Answer with a single number: how many lines in the listing below include "보험개발원이"?

— Information provided —
--
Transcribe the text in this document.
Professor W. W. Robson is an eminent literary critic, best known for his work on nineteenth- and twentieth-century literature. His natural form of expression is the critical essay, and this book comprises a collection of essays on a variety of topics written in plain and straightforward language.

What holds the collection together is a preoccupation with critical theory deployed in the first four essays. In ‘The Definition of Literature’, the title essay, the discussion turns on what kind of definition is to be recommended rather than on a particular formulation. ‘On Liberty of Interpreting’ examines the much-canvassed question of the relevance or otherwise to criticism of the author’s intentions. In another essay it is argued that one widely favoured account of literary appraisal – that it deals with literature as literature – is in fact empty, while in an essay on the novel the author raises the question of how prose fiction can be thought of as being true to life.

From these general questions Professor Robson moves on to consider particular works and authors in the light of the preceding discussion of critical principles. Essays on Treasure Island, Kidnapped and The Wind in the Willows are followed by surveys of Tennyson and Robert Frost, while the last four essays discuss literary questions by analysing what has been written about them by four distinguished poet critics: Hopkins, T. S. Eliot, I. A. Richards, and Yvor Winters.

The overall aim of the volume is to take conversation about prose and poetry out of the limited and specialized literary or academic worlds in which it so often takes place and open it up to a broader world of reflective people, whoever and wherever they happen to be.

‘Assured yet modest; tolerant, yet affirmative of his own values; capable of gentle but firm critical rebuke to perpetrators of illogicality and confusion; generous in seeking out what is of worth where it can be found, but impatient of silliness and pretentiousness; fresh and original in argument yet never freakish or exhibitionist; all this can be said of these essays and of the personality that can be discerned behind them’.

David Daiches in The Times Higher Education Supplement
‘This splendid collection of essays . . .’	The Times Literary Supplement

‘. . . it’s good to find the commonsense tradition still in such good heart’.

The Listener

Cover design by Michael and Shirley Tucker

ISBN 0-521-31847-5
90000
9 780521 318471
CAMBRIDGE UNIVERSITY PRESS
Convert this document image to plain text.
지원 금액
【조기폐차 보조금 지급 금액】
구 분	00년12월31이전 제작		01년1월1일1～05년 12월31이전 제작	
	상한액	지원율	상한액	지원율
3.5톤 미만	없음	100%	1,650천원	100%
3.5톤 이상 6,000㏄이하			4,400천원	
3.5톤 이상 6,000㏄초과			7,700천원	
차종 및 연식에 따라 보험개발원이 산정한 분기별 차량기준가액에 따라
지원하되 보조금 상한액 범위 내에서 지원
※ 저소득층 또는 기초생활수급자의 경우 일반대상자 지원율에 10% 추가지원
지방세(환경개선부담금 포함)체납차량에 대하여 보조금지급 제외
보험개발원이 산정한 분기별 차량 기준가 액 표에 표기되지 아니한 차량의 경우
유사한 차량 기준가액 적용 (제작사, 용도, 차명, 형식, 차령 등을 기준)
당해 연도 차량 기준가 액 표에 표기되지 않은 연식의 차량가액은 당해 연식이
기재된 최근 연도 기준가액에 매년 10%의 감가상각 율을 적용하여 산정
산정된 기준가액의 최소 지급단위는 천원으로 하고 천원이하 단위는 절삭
--
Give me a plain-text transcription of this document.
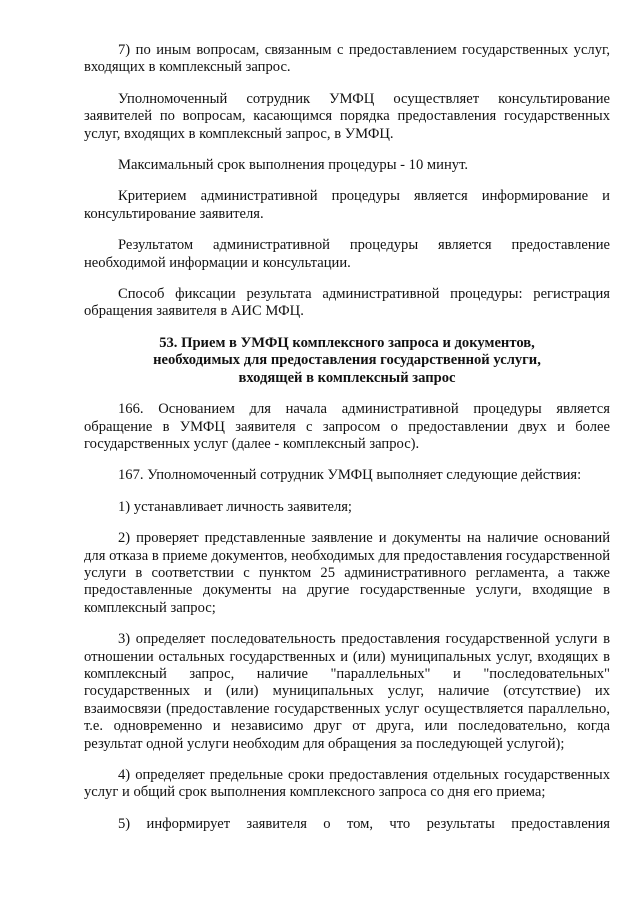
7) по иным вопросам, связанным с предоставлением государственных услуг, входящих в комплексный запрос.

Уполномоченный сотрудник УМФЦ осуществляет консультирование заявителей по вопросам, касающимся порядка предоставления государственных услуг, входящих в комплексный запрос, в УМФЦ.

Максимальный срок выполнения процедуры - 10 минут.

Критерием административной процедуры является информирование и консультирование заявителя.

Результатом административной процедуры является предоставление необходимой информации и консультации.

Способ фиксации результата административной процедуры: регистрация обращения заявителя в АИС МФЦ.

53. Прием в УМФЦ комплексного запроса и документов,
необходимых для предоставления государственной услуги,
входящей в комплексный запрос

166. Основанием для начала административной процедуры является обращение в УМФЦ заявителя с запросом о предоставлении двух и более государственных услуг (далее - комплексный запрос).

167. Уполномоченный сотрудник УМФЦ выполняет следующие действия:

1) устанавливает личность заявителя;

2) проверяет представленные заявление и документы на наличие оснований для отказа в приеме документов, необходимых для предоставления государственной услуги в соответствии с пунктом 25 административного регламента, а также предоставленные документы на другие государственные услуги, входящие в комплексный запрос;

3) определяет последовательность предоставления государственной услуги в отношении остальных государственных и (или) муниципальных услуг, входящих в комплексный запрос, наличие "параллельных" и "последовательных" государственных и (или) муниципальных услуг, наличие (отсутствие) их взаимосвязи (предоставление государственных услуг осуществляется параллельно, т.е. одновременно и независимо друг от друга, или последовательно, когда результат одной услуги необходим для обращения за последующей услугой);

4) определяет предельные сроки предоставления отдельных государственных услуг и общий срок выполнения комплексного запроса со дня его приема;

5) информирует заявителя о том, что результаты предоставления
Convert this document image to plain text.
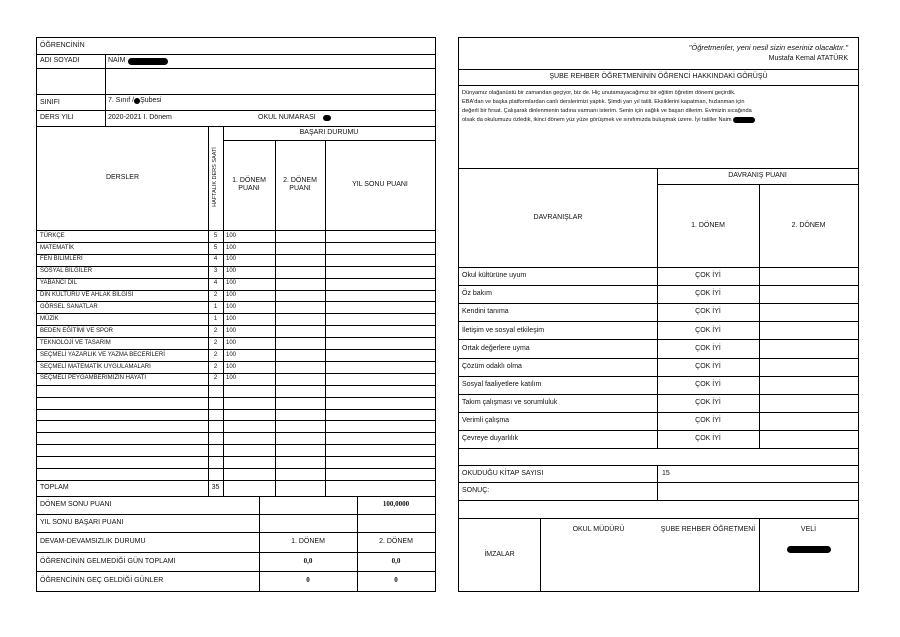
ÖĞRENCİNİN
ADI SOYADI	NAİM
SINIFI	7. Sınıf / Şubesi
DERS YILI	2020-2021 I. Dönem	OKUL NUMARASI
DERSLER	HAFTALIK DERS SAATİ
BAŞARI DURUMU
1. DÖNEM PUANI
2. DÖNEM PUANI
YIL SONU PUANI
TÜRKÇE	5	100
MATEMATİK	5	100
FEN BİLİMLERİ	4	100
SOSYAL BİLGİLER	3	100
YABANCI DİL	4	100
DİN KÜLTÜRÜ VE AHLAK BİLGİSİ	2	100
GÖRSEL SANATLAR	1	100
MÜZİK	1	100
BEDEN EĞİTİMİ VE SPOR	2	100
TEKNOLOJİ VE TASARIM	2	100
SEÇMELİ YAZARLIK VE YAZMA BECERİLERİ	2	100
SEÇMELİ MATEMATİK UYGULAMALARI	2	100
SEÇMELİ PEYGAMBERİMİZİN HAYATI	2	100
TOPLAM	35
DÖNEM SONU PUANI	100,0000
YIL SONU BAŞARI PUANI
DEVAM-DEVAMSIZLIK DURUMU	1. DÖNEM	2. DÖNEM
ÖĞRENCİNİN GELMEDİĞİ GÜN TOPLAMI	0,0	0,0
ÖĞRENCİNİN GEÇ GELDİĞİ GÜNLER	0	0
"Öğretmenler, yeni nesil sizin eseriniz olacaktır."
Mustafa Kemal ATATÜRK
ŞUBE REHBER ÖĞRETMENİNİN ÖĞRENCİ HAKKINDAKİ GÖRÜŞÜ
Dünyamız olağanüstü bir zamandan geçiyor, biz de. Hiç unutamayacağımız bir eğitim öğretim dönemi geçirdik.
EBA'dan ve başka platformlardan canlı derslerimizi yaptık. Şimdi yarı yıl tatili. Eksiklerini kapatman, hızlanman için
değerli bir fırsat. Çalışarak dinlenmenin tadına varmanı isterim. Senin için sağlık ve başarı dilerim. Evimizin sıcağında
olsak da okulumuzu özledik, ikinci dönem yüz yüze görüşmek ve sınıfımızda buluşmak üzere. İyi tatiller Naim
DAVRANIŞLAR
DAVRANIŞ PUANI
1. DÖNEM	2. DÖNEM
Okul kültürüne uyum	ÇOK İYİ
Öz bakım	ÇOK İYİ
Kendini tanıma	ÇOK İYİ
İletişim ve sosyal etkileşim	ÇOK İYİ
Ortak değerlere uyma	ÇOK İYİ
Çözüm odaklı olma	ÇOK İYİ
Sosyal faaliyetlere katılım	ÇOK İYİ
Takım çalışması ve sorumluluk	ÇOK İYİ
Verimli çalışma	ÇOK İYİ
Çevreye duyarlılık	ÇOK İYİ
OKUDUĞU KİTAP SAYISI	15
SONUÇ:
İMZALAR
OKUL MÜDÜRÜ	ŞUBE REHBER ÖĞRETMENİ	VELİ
--
— Written response —
2